╭─ SUPPLIED MATERIAL

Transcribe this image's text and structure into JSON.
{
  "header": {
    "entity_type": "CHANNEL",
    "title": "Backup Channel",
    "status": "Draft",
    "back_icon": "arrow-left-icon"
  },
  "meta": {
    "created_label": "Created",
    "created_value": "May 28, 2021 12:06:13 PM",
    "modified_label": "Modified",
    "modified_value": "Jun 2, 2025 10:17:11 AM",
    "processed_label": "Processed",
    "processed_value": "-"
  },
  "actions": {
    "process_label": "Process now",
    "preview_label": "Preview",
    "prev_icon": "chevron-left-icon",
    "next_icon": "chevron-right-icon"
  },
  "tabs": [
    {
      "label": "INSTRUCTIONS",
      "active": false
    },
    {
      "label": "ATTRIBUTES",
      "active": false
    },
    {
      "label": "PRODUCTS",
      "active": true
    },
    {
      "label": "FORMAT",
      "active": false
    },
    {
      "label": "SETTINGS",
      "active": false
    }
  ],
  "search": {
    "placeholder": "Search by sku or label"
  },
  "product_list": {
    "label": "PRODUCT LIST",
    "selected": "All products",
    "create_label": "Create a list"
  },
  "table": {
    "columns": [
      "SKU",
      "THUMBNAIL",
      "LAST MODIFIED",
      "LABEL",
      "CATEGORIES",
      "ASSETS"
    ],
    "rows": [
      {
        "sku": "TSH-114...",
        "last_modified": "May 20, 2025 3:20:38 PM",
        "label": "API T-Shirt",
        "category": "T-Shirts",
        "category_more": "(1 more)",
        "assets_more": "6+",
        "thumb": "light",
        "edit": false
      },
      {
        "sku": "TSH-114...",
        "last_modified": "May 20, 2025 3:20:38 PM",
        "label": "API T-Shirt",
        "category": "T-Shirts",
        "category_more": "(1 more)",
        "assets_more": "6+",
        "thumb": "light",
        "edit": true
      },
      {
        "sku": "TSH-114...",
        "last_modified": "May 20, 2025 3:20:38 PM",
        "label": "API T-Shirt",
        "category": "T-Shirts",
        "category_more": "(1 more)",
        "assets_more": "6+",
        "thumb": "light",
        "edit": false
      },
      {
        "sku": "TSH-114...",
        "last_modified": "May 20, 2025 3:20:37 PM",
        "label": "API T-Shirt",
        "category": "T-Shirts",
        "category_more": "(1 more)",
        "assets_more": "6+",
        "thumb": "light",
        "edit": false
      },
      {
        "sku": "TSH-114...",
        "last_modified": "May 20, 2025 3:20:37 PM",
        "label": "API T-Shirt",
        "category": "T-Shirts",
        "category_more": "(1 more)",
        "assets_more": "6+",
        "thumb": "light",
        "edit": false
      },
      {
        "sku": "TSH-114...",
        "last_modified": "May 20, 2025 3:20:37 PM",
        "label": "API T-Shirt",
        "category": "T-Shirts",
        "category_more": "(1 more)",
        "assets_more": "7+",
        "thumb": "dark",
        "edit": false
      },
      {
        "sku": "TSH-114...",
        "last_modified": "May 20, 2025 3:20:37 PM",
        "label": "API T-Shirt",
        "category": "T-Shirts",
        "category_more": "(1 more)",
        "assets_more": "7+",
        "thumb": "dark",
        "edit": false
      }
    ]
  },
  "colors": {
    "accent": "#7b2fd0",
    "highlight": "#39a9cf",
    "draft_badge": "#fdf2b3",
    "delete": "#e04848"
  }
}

╰─

§ WHAT YOU ARE ASKED TO DO: Search the data for the word "chevron" and copy each line where it appears.

§ THE RESULT:
    "prev_icon": "chevron-left-icon",
    "next_icon": "chevron-right-icon"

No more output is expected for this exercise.